What needs to be done: Copy every line of the entries that includes the word "time".

(Saved data entries)
________________________

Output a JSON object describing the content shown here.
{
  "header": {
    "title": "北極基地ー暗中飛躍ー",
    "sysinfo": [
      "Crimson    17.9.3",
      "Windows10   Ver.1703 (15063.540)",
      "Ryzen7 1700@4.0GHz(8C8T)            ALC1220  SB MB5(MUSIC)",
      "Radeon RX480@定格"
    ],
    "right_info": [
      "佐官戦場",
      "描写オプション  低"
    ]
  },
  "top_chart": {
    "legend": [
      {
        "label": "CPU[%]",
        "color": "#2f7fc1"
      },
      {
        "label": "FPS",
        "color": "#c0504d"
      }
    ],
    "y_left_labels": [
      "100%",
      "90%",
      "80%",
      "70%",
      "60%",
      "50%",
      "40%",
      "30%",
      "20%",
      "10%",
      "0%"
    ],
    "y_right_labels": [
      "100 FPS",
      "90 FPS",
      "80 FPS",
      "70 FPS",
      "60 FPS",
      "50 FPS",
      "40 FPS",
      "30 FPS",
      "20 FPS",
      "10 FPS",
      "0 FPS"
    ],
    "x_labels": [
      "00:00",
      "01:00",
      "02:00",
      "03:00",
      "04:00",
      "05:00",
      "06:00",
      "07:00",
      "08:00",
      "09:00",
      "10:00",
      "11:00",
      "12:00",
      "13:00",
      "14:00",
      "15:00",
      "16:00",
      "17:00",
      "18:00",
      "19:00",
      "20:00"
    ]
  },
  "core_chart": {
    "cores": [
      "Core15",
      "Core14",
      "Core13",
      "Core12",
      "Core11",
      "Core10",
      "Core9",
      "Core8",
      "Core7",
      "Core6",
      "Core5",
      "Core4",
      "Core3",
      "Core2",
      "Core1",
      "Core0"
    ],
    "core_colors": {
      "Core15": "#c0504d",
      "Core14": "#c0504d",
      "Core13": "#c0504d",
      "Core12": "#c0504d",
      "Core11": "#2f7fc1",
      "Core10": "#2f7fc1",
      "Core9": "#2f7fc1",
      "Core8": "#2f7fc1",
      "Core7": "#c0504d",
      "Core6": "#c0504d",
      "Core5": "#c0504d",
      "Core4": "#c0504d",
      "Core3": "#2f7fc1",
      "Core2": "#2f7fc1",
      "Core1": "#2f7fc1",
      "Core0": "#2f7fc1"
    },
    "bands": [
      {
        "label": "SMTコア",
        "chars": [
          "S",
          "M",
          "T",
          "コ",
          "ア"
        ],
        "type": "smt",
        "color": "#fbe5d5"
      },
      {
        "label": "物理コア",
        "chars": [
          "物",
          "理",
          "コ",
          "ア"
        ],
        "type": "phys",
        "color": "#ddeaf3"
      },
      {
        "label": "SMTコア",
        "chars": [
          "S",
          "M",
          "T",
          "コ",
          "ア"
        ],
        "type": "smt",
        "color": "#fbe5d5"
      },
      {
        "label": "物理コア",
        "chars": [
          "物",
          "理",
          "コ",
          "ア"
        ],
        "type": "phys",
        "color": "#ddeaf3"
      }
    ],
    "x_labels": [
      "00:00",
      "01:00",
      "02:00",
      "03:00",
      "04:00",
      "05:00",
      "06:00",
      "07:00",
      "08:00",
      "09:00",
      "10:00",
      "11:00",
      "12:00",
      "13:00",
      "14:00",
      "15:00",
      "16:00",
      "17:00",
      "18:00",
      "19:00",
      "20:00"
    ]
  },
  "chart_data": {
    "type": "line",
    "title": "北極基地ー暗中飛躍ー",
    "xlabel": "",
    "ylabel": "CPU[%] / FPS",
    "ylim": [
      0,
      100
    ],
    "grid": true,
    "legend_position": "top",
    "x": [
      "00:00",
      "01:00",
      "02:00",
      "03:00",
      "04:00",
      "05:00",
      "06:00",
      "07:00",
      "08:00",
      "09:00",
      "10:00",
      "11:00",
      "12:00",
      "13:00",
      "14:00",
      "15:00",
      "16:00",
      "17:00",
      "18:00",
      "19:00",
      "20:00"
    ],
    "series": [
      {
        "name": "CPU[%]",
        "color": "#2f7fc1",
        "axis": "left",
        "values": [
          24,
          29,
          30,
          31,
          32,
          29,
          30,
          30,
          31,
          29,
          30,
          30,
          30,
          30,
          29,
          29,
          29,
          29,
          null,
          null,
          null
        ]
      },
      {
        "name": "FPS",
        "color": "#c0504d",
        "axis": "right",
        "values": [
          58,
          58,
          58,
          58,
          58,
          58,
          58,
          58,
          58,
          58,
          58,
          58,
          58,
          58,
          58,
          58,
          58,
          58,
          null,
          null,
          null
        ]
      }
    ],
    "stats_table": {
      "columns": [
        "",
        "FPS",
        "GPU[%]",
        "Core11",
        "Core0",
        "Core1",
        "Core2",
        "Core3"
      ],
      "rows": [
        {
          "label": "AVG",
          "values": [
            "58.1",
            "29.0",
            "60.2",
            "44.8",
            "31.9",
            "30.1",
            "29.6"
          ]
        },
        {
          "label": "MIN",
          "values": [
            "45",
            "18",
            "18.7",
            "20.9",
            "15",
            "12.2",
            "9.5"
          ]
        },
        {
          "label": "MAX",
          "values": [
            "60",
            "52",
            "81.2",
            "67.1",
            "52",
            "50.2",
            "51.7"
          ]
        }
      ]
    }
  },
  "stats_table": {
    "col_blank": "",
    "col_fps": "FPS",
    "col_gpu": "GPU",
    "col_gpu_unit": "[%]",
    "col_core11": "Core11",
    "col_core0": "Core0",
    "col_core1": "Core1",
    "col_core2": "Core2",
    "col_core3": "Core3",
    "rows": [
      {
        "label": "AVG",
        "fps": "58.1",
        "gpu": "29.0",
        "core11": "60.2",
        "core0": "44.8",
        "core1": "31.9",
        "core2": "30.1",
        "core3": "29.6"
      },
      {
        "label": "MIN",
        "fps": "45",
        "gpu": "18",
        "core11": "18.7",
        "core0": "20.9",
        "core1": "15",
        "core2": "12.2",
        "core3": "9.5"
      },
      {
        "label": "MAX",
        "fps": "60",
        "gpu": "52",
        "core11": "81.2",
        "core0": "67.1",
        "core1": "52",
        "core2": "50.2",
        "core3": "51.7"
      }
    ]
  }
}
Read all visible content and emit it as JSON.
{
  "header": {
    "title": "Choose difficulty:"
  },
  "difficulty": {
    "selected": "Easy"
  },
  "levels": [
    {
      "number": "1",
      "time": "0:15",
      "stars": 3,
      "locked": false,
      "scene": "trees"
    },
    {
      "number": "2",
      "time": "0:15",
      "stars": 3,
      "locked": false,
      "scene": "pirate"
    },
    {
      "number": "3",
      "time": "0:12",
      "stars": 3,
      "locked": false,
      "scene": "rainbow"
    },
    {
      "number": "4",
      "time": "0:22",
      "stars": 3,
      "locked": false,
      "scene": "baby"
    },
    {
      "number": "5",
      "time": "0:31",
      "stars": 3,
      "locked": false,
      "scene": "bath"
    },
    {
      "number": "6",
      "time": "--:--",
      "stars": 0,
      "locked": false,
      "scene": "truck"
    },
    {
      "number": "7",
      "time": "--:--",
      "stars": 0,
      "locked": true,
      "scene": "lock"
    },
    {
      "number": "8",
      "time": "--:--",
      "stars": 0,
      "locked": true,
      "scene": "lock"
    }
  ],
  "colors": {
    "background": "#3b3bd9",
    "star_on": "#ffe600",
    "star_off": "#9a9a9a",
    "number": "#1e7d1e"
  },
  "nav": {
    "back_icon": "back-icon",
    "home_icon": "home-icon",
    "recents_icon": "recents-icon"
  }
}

________________________

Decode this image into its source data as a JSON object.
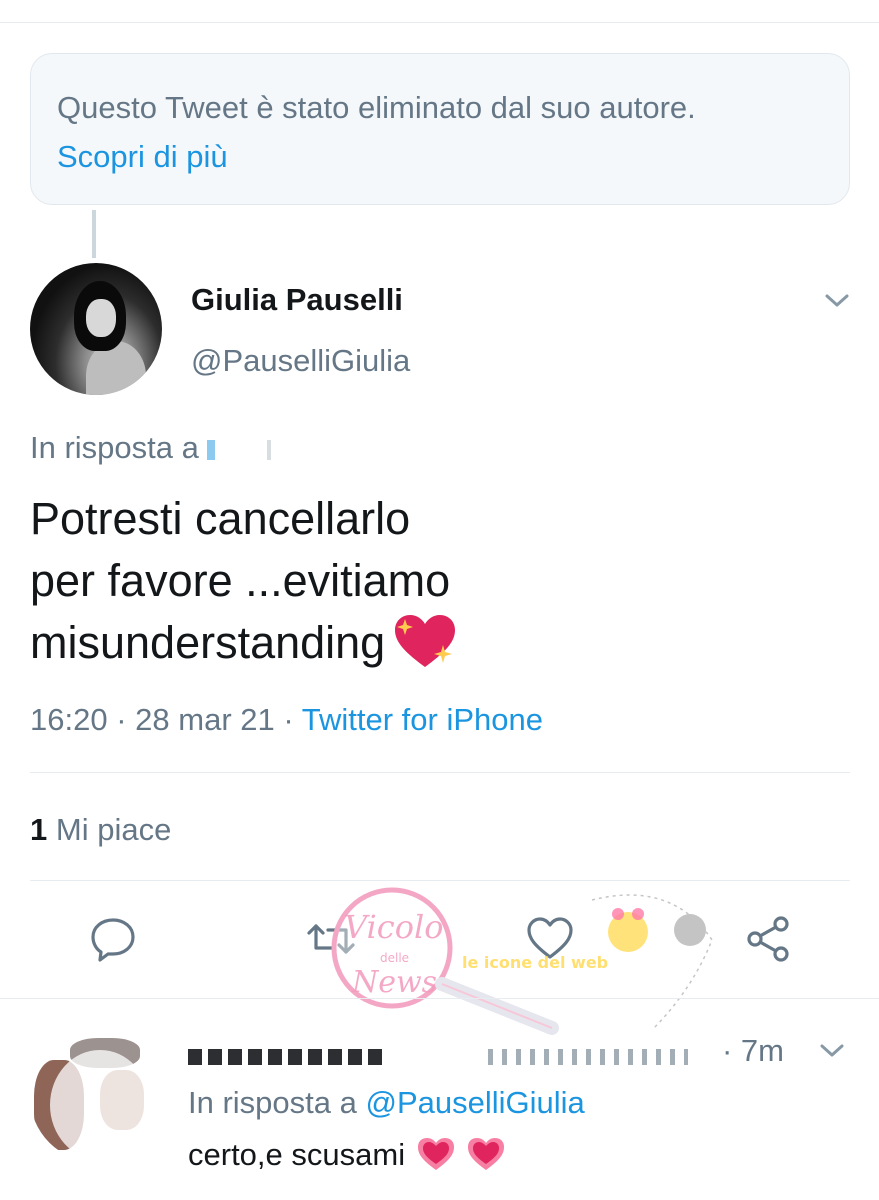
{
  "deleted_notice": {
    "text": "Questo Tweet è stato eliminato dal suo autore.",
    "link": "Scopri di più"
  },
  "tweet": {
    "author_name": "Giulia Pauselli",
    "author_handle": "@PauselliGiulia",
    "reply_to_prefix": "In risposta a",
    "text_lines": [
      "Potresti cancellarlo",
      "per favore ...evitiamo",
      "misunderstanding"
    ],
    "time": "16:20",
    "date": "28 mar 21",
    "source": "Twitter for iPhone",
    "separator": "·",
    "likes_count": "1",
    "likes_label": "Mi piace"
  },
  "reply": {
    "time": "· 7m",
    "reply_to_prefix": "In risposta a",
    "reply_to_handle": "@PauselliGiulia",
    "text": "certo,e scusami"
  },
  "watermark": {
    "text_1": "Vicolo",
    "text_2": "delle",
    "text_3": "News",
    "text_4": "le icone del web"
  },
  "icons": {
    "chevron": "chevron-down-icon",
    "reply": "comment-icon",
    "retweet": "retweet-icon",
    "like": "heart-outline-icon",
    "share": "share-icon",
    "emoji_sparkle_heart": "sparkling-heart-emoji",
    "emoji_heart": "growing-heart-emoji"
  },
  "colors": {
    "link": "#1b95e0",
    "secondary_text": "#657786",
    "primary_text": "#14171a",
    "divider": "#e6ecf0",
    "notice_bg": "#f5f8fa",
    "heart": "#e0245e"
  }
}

________________________

Output of the task:
      "time": "0:15",
      "time": "0:15",
      "time": "0:12",
      "time": "0:22",
      "time": "0:31",
      "time": "--:--",
      "time": "--:--",
      "time": "--:--",
    "time": "16:20",
    "time": "· 7m",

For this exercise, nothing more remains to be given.